[Records shown]:
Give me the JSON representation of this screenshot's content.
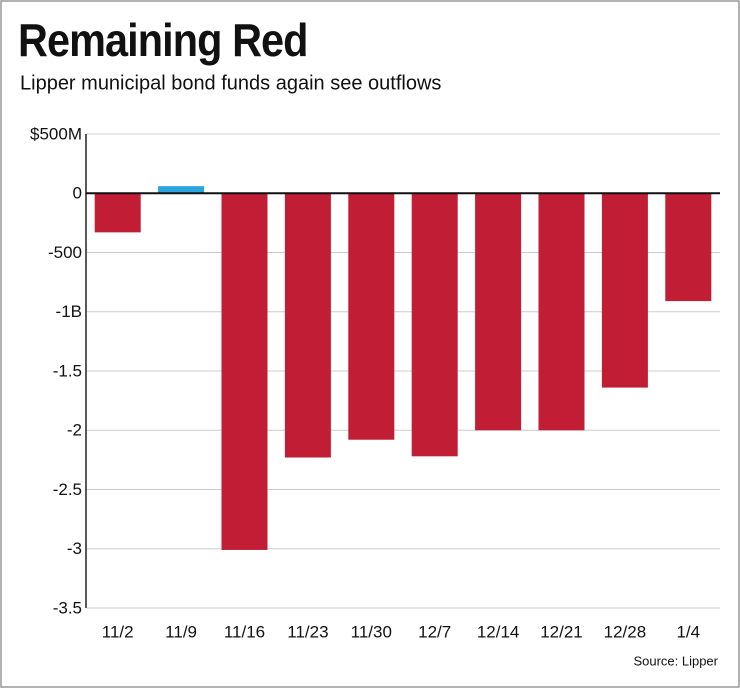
{
  "chart_data": {
    "type": "bar",
    "title": "Remaining Red",
    "subtitle": "Lipper municipal bond funds again see outflows",
    "source": "Source: Lipper",
    "categories": [
      "11/2",
      "11/9",
      "11/16",
      "11/23",
      "11/30",
      "12/7",
      "12/14",
      "12/21",
      "12/28",
      "1/4"
    ],
    "values": [
      -330,
      60,
      -3010,
      -2230,
      -2080,
      -2220,
      -2000,
      -2000,
      -1640,
      -910
    ],
    "colors": [
      "#c11d35",
      "#2aa6de",
      "#c11d35",
      "#c11d35",
      "#c11d35",
      "#c11d35",
      "#c11d35",
      "#c11d35",
      "#c11d35",
      "#c11d35"
    ],
    "ylim": [
      -3500,
      500
    ],
    "yticks": [
      {
        "value": 500,
        "label": "$500M"
      },
      0,
      -500,
      {
        "value": -1000,
        "label": "-1B"
      },
      {
        "value": -1500,
        "label": "-1.5"
      },
      {
        "value": -2000,
        "label": "-2"
      },
      {
        "value": -2500,
        "label": "-2.5"
      },
      {
        "value": -3000,
        "label": "-3"
      },
      {
        "value": -3500,
        "label": "-3.5"
      }
    ],
    "grid": true
  }
}
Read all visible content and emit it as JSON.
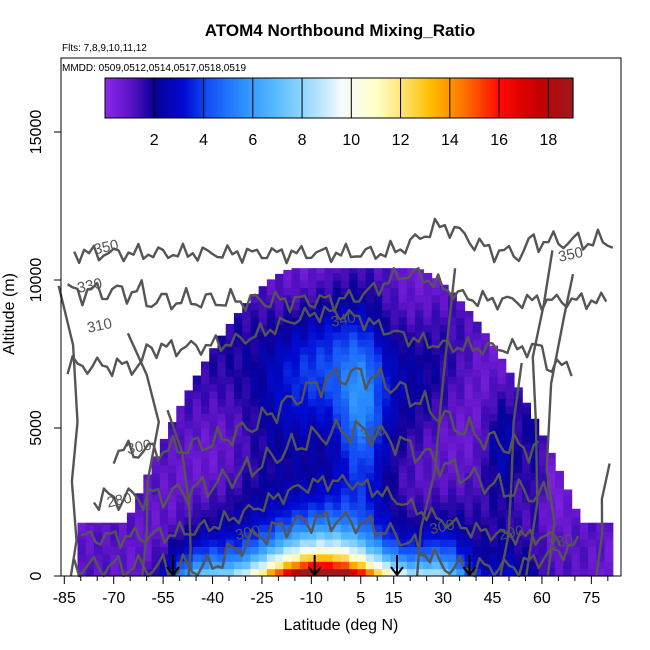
{
  "chart_data": {
    "type": "heatmap",
    "title": "ATOM4 Northbound Mixing_Ratio",
    "flights_label": "Flts: 7,8,9,10,11,12",
    "dates_label": "MMDD: 0509,0512,0514,0517,0518,0519",
    "xlabel": "Latitude (deg N)",
    "ylabel": "Altitude (m)",
    "xlim": [
      -86,
      84
    ],
    "ylim": [
      0,
      17500
    ],
    "x_ticks": [
      -85,
      -70,
      -55,
      -40,
      -25,
      -10,
      5,
      15,
      30,
      45,
      60,
      75
    ],
    "x_minor_ticks": [
      -80,
      -75,
      -65,
      -60,
      -50,
      -45,
      -35,
      -30,
      -20,
      -15,
      -5,
      0,
      10,
      20,
      25,
      35,
      40,
      50,
      55,
      65,
      70,
      80
    ],
    "y_ticks": [
      0,
      5000,
      10000,
      15000
    ],
    "colorbar": {
      "min": 0,
      "max": 19,
      "ticks": [
        2,
        4,
        6,
        8,
        10,
        12,
        14,
        16,
        18
      ]
    },
    "arrows_latitude": [
      -52,
      -9,
      16,
      38
    ],
    "contour_labels": [
      {
        "text": "350",
        "lat": -72,
        "alt": 10950
      },
      {
        "text": "330",
        "lat": -77,
        "alt": 9650
      },
      {
        "text": "310",
        "lat": -74,
        "alt": 8300
      },
      {
        "text": "340",
        "lat": 0,
        "alt": 8500
      },
      {
        "text": "350",
        "lat": 69,
        "alt": 10700
      },
      {
        "text": "300",
        "lat": -62,
        "alt": 4200
      },
      {
        "text": "320",
        "lat": 9,
        "alt": 4700
      },
      {
        "text": "280",
        "lat": -68,
        "alt": 2400
      },
      {
        "text": "300",
        "lat": -29,
        "alt": 1300
      },
      {
        "text": "300",
        "lat": 30,
        "alt": 1500
      },
      {
        "text": "290",
        "lat": 51,
        "alt": 1300
      },
      {
        "text": "280",
        "lat": 66,
        "alt": 1000
      }
    ]
  },
  "colors": {
    "contour": "#555555",
    "frame": "#000000"
  }
}
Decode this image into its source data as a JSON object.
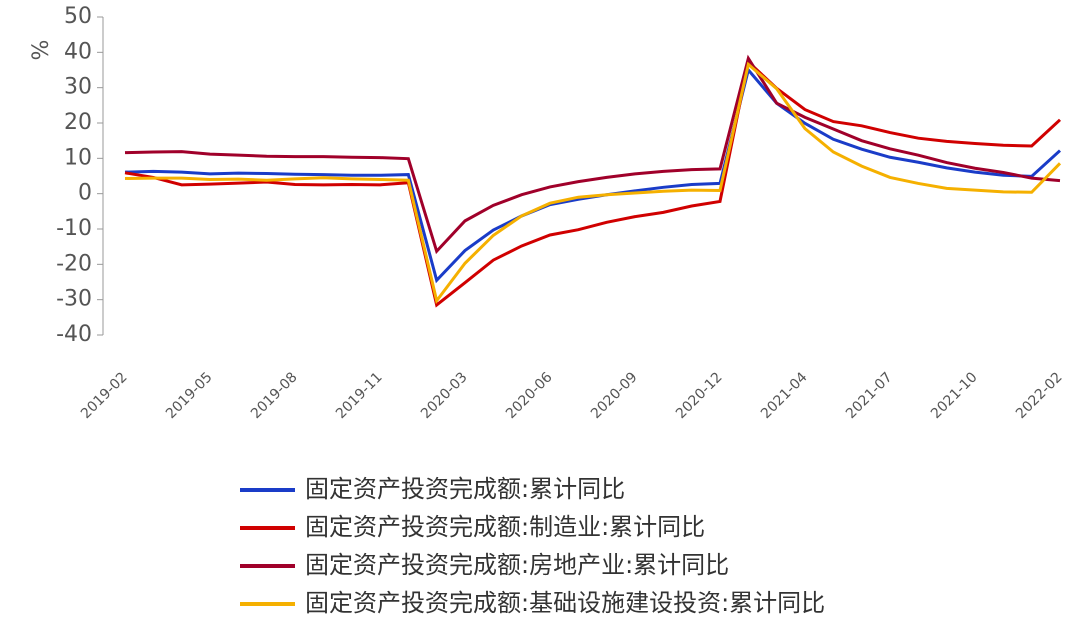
{
  "chart_data": {
    "type": "line",
    "y_label": "%",
    "categories": [
      "2019-02",
      null,
      null,
      "2019-05",
      null,
      null,
      "2019-08",
      null,
      null,
      "2019-11",
      null,
      null,
      "2020-03",
      null,
      null,
      "2020-06",
      null,
      null,
      "2020-09",
      null,
      null,
      "2020-12",
      null,
      null,
      "2021-04",
      null,
      null,
      "2021-07",
      null,
      null,
      "2021-10",
      null,
      null,
      "2022-02"
    ],
    "ylim": [
      -40,
      50
    ],
    "yticks": [
      -40,
      -30,
      -20,
      -10,
      0,
      10,
      20,
      30,
      40,
      50
    ],
    "series": [
      {
        "name": "固定资产投资完成额:累计同比",
        "color": "#1a3cc8",
        "values": [
          6.1,
          6.3,
          6.1,
          5.6,
          5.8,
          5.7,
          5.5,
          5.4,
          5.2,
          5.2,
          5.4,
          -24.5,
          -16.1,
          -10.3,
          -6.3,
          -3.1,
          -1.6,
          -0.3,
          0.8,
          1.8,
          2.6,
          2.9,
          35.0,
          25.6,
          19.9,
          15.4,
          12.6,
          10.3,
          8.9,
          7.3,
          6.1,
          5.2,
          4.9,
          12.2
        ]
      },
      {
        "name": "固定资产投资完成额:制造业:累计同比",
        "color": "#d00000",
        "values": [
          5.9,
          4.6,
          2.5,
          2.7,
          3.0,
          3.3,
          2.6,
          2.5,
          2.6,
          2.5,
          3.1,
          -31.5,
          -25.2,
          -18.8,
          -14.8,
          -11.7,
          -10.2,
          -8.1,
          -6.5,
          -5.3,
          -3.5,
          -2.2,
          37.3,
          29.8,
          23.8,
          20.4,
          19.2,
          17.3,
          15.7,
          14.8,
          14.2,
          13.7,
          13.5,
          20.9
        ]
      },
      {
        "name": "固定资产投资完成额:房地产业:累计同比",
        "color": "#a0002a",
        "values": [
          11.6,
          11.8,
          11.9,
          11.2,
          10.9,
          10.6,
          10.5,
          10.5,
          10.3,
          10.2,
          9.9,
          -16.3,
          -7.7,
          -3.3,
          -0.3,
          1.9,
          3.4,
          4.6,
          5.6,
          6.3,
          6.8,
          7.0,
          38.3,
          25.6,
          21.6,
          18.3,
          15.0,
          12.7,
          10.9,
          8.8,
          7.2,
          6.0,
          4.4,
          3.7
        ]
      },
      {
        "name": "固定资产投资完成额:基础设施建设投资:累计同比",
        "color": "#f5b000",
        "values": [
          4.3,
          4.4,
          4.4,
          4.0,
          4.1,
          3.8,
          4.2,
          4.5,
          4.2,
          4.0,
          3.8,
          -30.3,
          -19.7,
          -11.8,
          -6.3,
          -2.7,
          -1.0,
          -0.3,
          0.2,
          0.7,
          1.0,
          0.9,
          36.6,
          29.7,
          18.4,
          11.8,
          7.8,
          4.6,
          2.9,
          1.5,
          1.0,
          0.5,
          0.4,
          8.6
        ]
      }
    ]
  }
}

[To do]: Extract lines where the string "this" occurs.

[Solution to the exercise]:
Give me the JSON representation of this screenshot's content.
Decode this image into its source data as a JSON object.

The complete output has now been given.